■ **Written request**
Track down each line that has the word "Felswand" and copy it.

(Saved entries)
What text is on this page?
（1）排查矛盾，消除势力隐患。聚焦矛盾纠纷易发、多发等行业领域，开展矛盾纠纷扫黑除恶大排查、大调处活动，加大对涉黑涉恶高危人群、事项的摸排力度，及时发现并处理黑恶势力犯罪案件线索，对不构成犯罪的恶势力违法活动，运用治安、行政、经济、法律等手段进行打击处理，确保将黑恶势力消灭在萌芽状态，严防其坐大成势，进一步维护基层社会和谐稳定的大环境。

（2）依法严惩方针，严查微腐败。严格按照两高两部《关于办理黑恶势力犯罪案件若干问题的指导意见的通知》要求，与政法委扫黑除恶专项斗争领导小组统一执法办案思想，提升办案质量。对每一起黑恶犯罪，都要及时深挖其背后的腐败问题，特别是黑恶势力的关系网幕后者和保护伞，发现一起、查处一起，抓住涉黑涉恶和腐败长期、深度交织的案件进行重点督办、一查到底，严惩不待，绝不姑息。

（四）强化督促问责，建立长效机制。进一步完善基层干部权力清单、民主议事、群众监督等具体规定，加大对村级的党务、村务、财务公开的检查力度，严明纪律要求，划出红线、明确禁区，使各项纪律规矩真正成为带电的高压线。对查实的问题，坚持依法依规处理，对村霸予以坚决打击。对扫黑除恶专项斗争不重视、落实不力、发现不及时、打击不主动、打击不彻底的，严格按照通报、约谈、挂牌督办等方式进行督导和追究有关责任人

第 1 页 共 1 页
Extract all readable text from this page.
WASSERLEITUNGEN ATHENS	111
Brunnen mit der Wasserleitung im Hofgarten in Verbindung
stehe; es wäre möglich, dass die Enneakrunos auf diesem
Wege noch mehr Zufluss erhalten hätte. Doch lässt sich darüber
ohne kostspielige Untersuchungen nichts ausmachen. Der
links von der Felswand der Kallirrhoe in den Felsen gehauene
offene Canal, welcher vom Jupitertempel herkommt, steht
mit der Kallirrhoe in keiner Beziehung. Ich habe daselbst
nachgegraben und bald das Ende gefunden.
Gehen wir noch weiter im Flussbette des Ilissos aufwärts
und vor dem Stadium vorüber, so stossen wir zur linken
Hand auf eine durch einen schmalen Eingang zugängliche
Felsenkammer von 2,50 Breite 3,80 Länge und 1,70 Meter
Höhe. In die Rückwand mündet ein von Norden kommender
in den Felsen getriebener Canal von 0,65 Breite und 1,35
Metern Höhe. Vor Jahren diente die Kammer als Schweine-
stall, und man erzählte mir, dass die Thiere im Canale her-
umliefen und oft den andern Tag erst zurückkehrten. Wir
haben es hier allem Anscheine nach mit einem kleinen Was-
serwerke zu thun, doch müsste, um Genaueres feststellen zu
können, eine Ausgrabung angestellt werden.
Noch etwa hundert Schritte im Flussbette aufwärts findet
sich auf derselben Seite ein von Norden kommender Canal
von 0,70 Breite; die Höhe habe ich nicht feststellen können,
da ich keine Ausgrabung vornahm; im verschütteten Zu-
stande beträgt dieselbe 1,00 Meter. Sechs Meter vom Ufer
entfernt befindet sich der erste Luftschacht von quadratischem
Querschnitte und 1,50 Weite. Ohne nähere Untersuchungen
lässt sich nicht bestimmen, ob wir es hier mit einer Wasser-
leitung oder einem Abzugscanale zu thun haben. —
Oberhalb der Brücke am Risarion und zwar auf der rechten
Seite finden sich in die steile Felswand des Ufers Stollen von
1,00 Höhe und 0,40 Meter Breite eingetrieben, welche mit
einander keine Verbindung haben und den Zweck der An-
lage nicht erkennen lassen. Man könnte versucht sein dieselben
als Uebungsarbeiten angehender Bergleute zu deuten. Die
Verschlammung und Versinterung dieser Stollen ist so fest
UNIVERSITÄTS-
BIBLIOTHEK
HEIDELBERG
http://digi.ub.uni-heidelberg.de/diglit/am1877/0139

■ **Full answer**
links von der Felswand der Kallirrhoe in den Felsen gehauene
Seite finden sich in die steile Felswand des Ufers Stollen von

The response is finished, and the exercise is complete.